YOUR INSTRUCTIONS: Look through the material below. Copy every line with the string "title" in it.

#### DATA LISTING

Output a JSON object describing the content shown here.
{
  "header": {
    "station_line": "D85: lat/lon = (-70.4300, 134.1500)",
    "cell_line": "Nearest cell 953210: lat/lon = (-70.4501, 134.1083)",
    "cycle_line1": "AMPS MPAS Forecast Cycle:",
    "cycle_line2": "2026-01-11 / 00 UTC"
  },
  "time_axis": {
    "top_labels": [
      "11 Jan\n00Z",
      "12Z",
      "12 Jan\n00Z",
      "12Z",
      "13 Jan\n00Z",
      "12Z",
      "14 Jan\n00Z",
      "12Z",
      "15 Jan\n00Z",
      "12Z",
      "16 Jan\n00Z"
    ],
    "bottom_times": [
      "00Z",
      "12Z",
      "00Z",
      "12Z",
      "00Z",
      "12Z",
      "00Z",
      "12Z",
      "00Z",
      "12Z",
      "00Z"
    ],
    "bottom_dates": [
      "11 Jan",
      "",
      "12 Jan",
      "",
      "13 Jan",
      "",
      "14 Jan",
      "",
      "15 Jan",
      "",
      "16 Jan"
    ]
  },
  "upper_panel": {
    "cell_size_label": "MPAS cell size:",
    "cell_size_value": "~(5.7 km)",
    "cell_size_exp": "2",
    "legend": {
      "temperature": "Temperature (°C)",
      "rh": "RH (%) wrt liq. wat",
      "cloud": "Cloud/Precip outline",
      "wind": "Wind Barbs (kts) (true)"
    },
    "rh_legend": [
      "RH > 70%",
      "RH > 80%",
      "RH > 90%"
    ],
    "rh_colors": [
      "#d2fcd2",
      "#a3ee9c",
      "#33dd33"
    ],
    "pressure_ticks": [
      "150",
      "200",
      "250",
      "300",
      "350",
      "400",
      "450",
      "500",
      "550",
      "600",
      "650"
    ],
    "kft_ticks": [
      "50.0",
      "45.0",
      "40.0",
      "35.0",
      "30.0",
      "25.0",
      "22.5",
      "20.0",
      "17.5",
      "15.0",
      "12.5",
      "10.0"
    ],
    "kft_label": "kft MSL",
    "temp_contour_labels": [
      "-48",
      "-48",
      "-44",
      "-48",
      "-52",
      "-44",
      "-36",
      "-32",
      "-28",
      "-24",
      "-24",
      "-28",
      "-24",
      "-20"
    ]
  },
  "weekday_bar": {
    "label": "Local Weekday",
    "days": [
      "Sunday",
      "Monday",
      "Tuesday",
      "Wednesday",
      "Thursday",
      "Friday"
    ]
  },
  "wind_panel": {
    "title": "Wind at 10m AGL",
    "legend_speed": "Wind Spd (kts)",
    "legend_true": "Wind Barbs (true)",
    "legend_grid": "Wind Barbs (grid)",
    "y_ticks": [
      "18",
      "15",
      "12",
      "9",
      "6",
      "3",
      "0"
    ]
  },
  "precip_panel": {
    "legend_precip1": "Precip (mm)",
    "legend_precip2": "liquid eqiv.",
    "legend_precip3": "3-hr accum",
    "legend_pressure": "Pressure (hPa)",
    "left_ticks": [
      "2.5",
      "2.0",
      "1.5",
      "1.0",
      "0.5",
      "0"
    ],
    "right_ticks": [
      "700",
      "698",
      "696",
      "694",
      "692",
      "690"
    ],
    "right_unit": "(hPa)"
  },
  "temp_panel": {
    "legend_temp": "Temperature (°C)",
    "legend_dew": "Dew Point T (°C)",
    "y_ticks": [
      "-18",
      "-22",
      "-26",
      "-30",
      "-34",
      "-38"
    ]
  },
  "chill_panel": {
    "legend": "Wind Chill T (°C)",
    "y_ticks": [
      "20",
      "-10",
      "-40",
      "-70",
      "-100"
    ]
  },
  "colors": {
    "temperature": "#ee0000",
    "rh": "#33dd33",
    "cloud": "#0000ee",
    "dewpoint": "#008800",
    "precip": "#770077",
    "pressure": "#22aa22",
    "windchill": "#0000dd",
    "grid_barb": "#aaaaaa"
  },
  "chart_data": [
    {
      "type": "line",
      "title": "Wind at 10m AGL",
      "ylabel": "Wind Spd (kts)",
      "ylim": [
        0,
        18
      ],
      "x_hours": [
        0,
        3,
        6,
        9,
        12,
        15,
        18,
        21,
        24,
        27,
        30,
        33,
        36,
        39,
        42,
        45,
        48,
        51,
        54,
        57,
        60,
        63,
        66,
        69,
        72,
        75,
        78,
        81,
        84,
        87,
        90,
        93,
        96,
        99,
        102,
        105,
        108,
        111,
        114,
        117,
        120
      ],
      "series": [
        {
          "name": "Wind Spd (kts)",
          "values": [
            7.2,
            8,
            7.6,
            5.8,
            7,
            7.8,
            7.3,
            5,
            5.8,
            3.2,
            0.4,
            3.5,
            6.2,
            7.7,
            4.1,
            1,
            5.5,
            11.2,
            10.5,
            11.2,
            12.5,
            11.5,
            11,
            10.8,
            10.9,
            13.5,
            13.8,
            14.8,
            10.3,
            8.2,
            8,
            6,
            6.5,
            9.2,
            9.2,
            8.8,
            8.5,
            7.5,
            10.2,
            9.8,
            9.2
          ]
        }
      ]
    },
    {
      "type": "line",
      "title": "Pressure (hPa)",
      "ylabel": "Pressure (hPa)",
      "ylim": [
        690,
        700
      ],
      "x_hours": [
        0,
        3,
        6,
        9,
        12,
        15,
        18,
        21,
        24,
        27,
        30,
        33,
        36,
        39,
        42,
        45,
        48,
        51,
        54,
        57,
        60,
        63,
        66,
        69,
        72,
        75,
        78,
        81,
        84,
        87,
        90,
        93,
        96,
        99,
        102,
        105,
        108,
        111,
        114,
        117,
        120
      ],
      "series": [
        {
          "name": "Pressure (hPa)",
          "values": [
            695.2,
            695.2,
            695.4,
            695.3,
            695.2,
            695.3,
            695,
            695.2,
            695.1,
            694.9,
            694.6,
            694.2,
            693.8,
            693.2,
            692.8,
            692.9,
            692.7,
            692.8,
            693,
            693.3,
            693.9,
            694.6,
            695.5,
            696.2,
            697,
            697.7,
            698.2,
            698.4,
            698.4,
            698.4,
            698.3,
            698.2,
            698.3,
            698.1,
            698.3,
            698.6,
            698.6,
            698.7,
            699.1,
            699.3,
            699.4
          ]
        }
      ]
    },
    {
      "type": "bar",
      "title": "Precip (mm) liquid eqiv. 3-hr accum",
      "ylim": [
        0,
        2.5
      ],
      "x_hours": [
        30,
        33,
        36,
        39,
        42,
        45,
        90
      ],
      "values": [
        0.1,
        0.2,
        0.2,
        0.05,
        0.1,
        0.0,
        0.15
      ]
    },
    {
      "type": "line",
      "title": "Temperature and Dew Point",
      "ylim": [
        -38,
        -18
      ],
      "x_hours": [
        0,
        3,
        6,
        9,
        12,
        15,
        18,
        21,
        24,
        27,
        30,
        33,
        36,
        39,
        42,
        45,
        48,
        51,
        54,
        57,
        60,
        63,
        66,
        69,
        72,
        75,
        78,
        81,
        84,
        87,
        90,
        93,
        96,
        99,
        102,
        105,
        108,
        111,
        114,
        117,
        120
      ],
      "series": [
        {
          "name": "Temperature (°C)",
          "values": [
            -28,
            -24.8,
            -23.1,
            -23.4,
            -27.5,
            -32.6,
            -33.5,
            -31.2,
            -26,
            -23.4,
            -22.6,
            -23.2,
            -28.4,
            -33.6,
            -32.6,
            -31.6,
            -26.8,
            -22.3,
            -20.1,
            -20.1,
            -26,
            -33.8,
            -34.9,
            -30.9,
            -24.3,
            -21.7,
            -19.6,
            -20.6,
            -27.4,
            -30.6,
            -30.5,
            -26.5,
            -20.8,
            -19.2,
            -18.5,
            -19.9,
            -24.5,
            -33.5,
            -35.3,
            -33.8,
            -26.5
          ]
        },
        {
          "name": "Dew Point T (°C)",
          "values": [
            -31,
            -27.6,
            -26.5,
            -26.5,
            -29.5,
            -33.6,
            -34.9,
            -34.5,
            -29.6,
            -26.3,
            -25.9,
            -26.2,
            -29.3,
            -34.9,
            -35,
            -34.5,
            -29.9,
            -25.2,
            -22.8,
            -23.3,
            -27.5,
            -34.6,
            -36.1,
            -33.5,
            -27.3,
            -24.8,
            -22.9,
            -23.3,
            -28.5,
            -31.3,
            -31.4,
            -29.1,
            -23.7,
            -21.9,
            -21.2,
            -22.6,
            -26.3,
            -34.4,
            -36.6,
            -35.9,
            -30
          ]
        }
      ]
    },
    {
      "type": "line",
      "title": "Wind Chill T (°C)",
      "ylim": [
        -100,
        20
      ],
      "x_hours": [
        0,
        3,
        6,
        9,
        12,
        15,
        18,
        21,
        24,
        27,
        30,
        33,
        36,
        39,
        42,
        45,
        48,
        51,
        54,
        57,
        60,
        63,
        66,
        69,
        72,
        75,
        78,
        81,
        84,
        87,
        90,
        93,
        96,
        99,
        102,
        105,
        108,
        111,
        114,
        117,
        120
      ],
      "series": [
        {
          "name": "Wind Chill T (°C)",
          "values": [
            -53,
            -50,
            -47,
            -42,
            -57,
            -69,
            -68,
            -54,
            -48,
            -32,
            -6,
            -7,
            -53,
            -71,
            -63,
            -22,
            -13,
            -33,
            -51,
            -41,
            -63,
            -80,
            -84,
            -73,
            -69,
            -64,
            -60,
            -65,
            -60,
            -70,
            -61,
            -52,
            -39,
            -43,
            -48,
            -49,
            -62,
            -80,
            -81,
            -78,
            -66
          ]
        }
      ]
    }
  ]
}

########

EXPECTED ANSWER:
    "title": "Wind at 10m AGL",
      "title": "Wind at 10m AGL",
      "title": "Pressure (hPa)",
      "title": "Precip (mm) liquid eqiv. 3-hr accum",
      "title": "Temperature and Dew Point",
      "title": "Wind Chill T (°C)",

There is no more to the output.